Your answer must be an exact repetition of every record.
====
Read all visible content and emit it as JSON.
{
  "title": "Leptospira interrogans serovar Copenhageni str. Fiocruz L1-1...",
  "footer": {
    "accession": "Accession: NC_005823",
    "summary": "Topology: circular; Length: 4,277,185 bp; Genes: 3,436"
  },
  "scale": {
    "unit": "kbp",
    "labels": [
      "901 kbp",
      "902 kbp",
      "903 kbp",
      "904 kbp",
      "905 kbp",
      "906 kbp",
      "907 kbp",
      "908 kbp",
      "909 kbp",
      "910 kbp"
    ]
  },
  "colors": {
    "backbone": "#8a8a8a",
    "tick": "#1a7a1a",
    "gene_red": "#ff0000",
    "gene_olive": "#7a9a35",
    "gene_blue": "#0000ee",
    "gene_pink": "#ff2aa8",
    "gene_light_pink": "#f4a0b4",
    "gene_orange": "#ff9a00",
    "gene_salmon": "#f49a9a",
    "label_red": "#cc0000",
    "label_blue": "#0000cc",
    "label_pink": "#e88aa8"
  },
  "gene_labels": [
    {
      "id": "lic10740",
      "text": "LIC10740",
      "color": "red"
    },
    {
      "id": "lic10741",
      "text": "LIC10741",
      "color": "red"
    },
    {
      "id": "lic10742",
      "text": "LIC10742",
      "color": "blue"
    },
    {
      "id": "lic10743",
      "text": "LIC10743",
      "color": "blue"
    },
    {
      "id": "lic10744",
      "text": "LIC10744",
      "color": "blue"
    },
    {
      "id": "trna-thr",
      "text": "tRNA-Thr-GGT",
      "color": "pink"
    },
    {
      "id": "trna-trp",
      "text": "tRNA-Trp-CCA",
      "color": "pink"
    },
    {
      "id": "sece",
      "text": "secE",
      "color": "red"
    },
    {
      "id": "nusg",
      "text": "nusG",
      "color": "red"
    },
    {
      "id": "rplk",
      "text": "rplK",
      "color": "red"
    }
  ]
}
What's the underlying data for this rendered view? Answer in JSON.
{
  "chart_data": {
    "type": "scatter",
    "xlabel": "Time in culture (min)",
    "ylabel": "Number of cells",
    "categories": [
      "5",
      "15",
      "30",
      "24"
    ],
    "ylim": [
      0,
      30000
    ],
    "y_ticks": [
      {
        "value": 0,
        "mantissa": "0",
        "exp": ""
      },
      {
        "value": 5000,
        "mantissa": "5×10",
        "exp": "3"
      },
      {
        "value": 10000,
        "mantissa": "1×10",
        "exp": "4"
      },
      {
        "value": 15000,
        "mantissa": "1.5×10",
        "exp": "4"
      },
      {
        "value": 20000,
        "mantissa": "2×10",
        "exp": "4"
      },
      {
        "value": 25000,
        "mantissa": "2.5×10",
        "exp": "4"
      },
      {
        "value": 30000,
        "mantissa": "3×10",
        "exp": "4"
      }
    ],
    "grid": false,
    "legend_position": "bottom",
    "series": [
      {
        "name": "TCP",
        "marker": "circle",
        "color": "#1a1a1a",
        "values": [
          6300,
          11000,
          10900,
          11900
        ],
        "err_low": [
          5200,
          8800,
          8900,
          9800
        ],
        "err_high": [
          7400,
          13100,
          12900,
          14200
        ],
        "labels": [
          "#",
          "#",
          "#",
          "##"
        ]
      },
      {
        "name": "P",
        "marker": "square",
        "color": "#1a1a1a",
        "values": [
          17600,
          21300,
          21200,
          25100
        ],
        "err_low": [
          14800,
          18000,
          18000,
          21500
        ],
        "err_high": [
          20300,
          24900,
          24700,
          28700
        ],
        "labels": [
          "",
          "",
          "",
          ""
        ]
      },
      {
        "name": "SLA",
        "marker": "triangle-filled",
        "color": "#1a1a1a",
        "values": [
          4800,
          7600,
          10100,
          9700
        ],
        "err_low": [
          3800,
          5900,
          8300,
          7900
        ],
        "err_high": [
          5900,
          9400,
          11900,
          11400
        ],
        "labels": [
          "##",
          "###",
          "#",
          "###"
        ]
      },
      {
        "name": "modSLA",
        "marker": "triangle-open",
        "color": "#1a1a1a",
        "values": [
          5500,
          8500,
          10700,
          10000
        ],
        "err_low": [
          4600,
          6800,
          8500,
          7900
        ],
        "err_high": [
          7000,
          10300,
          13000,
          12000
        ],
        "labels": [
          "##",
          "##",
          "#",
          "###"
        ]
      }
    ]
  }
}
====
Problem solution >>
Read all visible content and emit it as JSON.
{
  "title": "Leptospira interrogans serovar Copenhageni str. Fiocruz L1-1...",
  "footer": {
    "accession": "Accession: NC_005823",
    "summary": "Topology: circular; Length: 4,277,185 bp; Genes: 3,436"
  },
  "scale": {
    "unit": "kbp",
    "labels": [
      "901 kbp",
      "902 kbp",
      "903 kbp",
      "904 kbp",
      "905 kbp",
      "906 kbp",
      "907 kbp",
      "908 kbp",
      "909 kbp",
      "910 kbp"
    ]
  },
  "colors": {
    "backbone": "#8a8a8a",
    "tick": "#1a7a1a",
    "gene_red": "#ff0000",
    "gene_olive": "#7a9a35",
    "gene_blue": "#0000ee",
    "gene_pink": "#ff2aa8",
    "gene_light_pink": "#f4a0b4",
    "gene_orange": "#ff9a00",
    "gene_salmon": "#f49a9a",
    "label_red": "#cc0000",
    "label_blue": "#0000cc",
    "label_pink": "#e88aa8"
  },
  "gene_labels": [
    {
      "id": "lic10740",
      "text": "LIC10740",
      "color": "red"
    },
    {
      "id": "lic10741",
      "text": "LIC10741",
      "color": "red"
    },
    {
      "id": "lic10742",
      "text": "LIC10742",
      "color": "blue"
    },
    {
      "id": "lic10743",
      "text": "LIC10743",
      "color": "blue"
    },
    {
      "id": "lic10744",
      "text": "LIC10744",
      "color": "blue"
    },
    {
      "id": "trna-thr",
      "text": "tRNA-Thr-GGT",
      "color": "pink"
    },
    {
      "id": "trna-trp",
      "text": "tRNA-Trp-CCA",
      "color": "pink"
    },
    {
      "id": "sece",
      "text": "secE",
      "color": "red"
    },
    {
      "id": "nusg",
      "text": "nusG",
      "color": "red"
    },
    {
      "id": "rplk",
      "text": "rplK",
      "color": "red"
    }
  ]
}
What's the underlying data for this rendered view? Answer in JSON.
{
  "chart_data": {
    "type": "scatter",
    "xlabel": "Time in culture (min)",
    "ylabel": "Number of cells",
    "categories": [
      "5",
      "15",
      "30",
      "24"
    ],
    "ylim": [
      0,
      30000
    ],
    "y_ticks": [
      {
        "value": 0,
        "mantissa": "0",
        "exp": ""
      },
      {
        "value": 5000,
        "mantissa": "5×10",
        "exp": "3"
      },
      {
        "value": 10000,
        "mantissa": "1×10",
        "exp": "4"
      },
      {
        "value": 15000,
        "mantissa": "1.5×10",
        "exp": "4"
      },
      {
        "value": 20000,
        "mantissa": "2×10",
        "exp": "4"
      },
      {
        "value": 25000,
        "mantissa": "2.5×10",
        "exp": "4"
      },
      {
        "value": 30000,
        "mantissa": "3×10",
        "exp": "4"
      }
    ],
    "grid": false,
    "legend_position": "bottom",
    "series": [
      {
        "name": "TCP",
        "marker": "circle",
        "color": "#1a1a1a",
        "values": [
          6300,
          11000,
          10900,
          11900
        ],
        "err_low": [
          5200,
          8800,
          8900,
          9800
        ],
        "err_high": [
          7400,
          13100,
          12900,
          14200
        ],
        "labels": [
          "#",
          "#",
          "#",
          "##"
        ]
      },
      {
        "name": "P",
        "marker": "square",
        "color": "#1a1a1a",
        "values": [
          17600,
          21300,
          21200,
          25100
        ],
        "err_low": [
          14800,
          18000,
          18000,
          21500
        ],
        "err_high": [
          20300,
          24900,
          24700,
          28700
        ],
        "labels": [
          "",
          "",
          "",
          ""
        ]
      },
      {
        "name": "SLA",
        "marker": "triangle-filled",
        "color": "#1a1a1a",
        "values": [
          4800,
          7600,
          10100,
          9700
        ],
        "err_low": [
          3800,
          5900,
          8300,
          7900
        ],
        "err_high": [
          5900,
          9400,
          11900,
          11400
        ],
        "labels": [
          "##",
          "###",
          "#",
          "###"
        ]
      },
      {
        "name": "modSLA",
        "marker": "triangle-open",
        "color": "#1a1a1a",
        "values": [
          5500,
          8500,
          10700,
          10000
        ],
        "err_low": [
          4600,
          6800,
          8500,
          7900
        ],
        "err_high": [
          7000,
          10300,
          13000,
          12000
        ],
        "labels": [
          "##",
          "##",
          "#",
          "###"
        ]
      }
    ]
  }
}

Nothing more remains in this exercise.